Data shown:
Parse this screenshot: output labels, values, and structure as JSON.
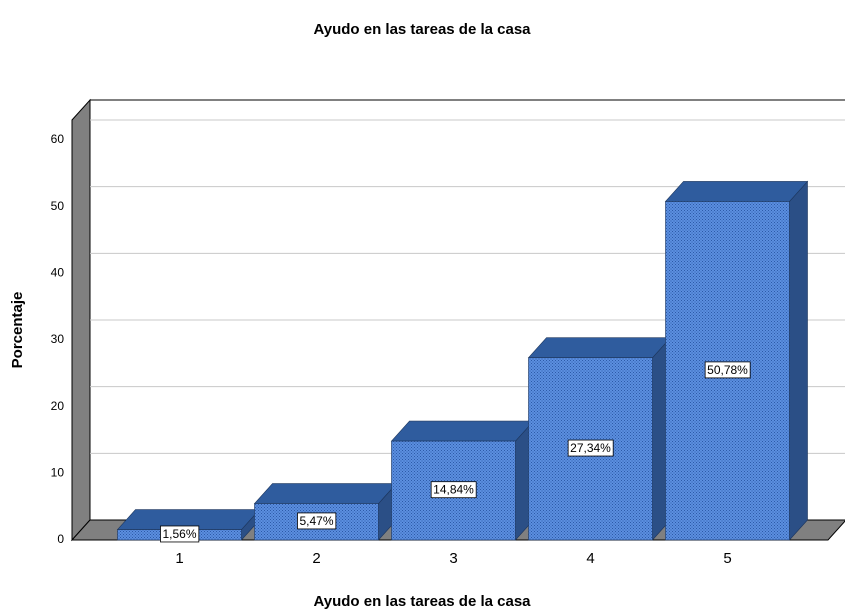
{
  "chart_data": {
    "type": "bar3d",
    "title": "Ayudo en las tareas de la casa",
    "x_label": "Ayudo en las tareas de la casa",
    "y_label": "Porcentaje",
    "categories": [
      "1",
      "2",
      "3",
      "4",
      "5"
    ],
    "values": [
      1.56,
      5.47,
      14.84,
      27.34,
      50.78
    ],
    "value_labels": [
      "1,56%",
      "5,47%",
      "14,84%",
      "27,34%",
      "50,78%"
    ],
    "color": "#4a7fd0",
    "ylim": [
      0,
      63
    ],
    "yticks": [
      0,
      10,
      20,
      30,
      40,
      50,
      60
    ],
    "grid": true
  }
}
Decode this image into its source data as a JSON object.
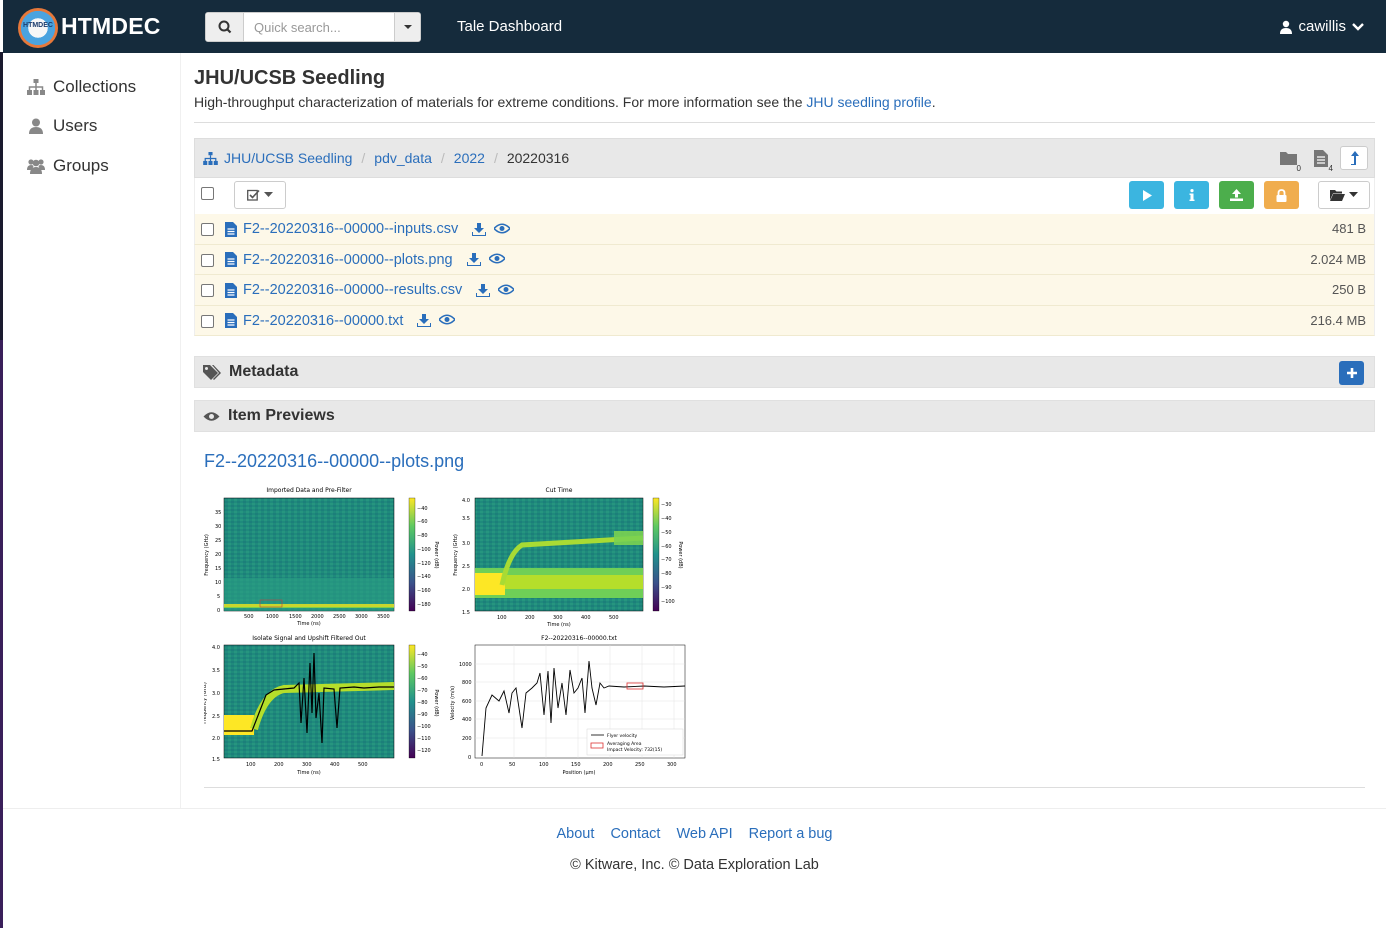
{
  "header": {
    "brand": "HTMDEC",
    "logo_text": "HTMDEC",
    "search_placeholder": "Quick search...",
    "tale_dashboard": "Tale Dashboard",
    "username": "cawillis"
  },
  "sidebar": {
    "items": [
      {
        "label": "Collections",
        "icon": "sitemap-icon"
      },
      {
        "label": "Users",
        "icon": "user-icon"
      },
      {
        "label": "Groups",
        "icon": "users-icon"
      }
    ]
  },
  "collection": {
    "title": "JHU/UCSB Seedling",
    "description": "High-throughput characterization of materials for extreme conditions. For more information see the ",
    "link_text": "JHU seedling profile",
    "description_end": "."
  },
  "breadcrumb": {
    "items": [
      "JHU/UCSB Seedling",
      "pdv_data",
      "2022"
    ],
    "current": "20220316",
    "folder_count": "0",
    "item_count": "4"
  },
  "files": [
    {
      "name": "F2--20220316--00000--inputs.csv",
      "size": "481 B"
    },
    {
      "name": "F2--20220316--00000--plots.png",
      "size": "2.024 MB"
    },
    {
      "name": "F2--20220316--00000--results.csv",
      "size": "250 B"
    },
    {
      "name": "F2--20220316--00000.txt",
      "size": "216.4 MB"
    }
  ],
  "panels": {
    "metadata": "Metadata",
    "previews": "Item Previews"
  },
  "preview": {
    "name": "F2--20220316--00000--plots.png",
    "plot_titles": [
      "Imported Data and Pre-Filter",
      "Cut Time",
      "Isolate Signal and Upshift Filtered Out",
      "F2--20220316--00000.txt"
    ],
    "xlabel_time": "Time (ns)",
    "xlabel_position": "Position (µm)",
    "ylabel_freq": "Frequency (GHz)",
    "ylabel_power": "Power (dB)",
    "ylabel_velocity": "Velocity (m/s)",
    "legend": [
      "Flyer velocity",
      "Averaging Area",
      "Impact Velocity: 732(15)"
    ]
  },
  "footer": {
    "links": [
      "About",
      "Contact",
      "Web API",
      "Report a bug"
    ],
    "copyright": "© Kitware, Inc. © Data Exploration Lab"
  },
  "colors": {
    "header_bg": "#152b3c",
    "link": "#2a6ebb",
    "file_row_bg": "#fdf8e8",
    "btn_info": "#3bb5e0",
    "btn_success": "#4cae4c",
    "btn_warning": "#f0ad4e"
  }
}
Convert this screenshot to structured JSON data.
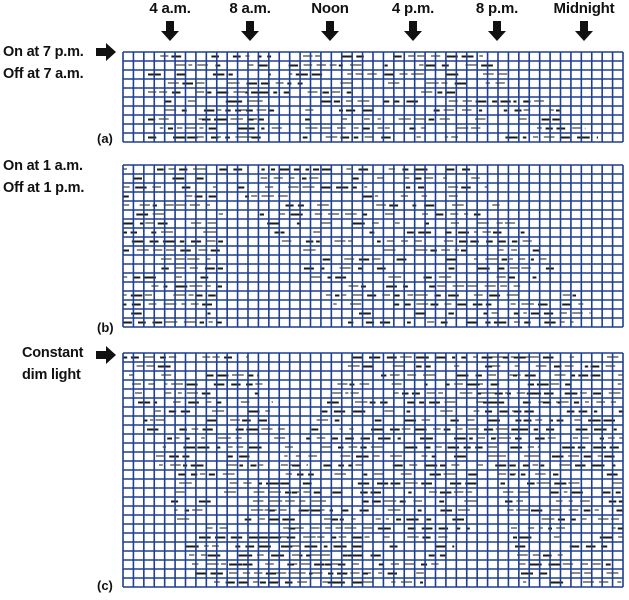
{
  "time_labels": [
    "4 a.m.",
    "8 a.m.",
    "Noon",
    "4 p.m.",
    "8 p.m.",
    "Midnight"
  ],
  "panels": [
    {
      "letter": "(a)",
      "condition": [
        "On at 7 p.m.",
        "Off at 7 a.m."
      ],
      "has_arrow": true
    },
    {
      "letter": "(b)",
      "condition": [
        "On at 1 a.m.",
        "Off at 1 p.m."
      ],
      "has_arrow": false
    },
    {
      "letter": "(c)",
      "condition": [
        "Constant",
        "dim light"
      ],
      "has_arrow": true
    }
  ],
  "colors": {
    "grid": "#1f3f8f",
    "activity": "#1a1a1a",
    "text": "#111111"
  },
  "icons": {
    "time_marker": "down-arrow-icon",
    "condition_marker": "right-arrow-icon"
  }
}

Objective:
Reproduce all of the material exactly, apart from the pictures.

Exercise output:
Parse this screenshot: output labels, values, and structure as JSON.
{
  "chart_data": {
    "type": "bar3d",
    "title": "Ayudo en las tareas de la casa",
    "x_label": "Ayudo en las tareas de la casa",
    "y_label": "Porcentaje",
    "categories": [
      "1",
      "2",
      "3",
      "4",
      "5"
    ],
    "values": [
      1.56,
      5.47,
      14.84,
      27.34,
      50.78
    ],
    "value_labels": [
      "1,56%",
      "5,47%",
      "14,84%",
      "27,34%",
      "50,78%"
    ],
    "color": "#4a7fd0",
    "ylim": [
      0,
      63
    ],
    "yticks": [
      0,
      10,
      20,
      30,
      40,
      50,
      60
    ],
    "grid": true
  }
}
Decode this image into its source data as a JSON object.
{
  "header": {
    "brand": "HTMDEC",
    "logo_text": "HTMDEC",
    "search_placeholder": "Quick search...",
    "tale_dashboard": "Tale Dashboard",
    "username": "cawillis"
  },
  "sidebar": {
    "items": [
      {
        "label": "Collections",
        "icon": "sitemap-icon"
      },
      {
        "label": "Users",
        "icon": "user-icon"
      },
      {
        "label": "Groups",
        "icon": "users-icon"
      }
    ]
  },
  "collection": {
    "title": "JHU/UCSB Seedling",
    "description": "High-throughput characterization of materials for extreme conditions. For more information see the ",
    "link_text": "JHU seedling profile",
    "description_end": "."
  },
  "breadcrumb": {
    "items": [
      "JHU/UCSB Seedling",
      "pdv_data",
      "2022"
    ],
    "current": "20220316",
    "folder_count": "0",
    "item_count": "4"
  },
  "files": [
    {
      "name": "F2--20220316--00000--inputs.csv",
      "size": "481 B"
    },
    {
      "name": "F2--20220316--00000--plots.png",
      "size": "2.024 MB"
    },
    {
      "name": "F2--20220316--00000--results.csv",
      "size": "250 B"
    },
    {
      "name": "F2--20220316--00000.txt",
      "size": "216.4 MB"
    }
  ],
  "panels": {
    "metadata": "Metadata",
    "previews": "Item Previews"
  },
  "preview": {
    "name": "F2--20220316--00000--plots.png",
    "plot_titles": [
      "Imported Data and Pre-Filter",
      "Cut Time",
      "Isolate Signal and Upshift Filtered Out",
      "F2--20220316--00000.txt"
    ],
    "xlabel_time": "Time (ns)",
    "xlabel_position": "Position (µm)",
    "ylabel_freq": "Frequency (GHz)",
    "ylabel_power": "Power (dB)",
    "ylabel_velocity": "Velocity (m/s)",
    "legend": [
      "Flyer velocity",
      "Averaging Area",
      "Impact Velocity: 732(15)"
    ]
  },
  "footer": {
    "links": [
      "About",
      "Contact",
      "Web API",
      "Report a bug"
    ],
    "copyright": "© Kitware, Inc. © Data Exploration Lab"
  },
  "colors": {
    "header_bg": "#152b3c",
    "link": "#2a6ebb",
    "file_row_bg": "#fdf8e8",
    "btn_info": "#3bb5e0",
    "btn_success": "#4cae4c",
    "btn_warning": "#f0ad4e"
  }
}
Convert this screenshot to structured JSON data.
{
  "time_labels": [
    "4 a.m.",
    "8 a.m.",
    "Noon",
    "4 p.m.",
    "8 p.m.",
    "Midnight"
  ],
  "panels": [
    {
      "letter": "(a)",
      "condition": [
        "On at 7 p.m.",
        "Off at 7 a.m."
      ],
      "has_arrow": true
    },
    {
      "letter": "(b)",
      "condition": [
        "On at 1 a.m.",
        "Off at 1 p.m."
      ],
      "has_arrow": false
    },
    {
      "letter": "(c)",
      "condition": [
        "Constant",
        "dim light"
      ],
      "has_arrow": true
    }
  ],
  "colors": {
    "grid": "#1f3f8f",
    "activity": "#1a1a1a",
    "text": "#111111"
  },
  "icons": {
    "time_marker": "down-arrow-icon",
    "condition_marker": "right-arrow-icon"
  }
}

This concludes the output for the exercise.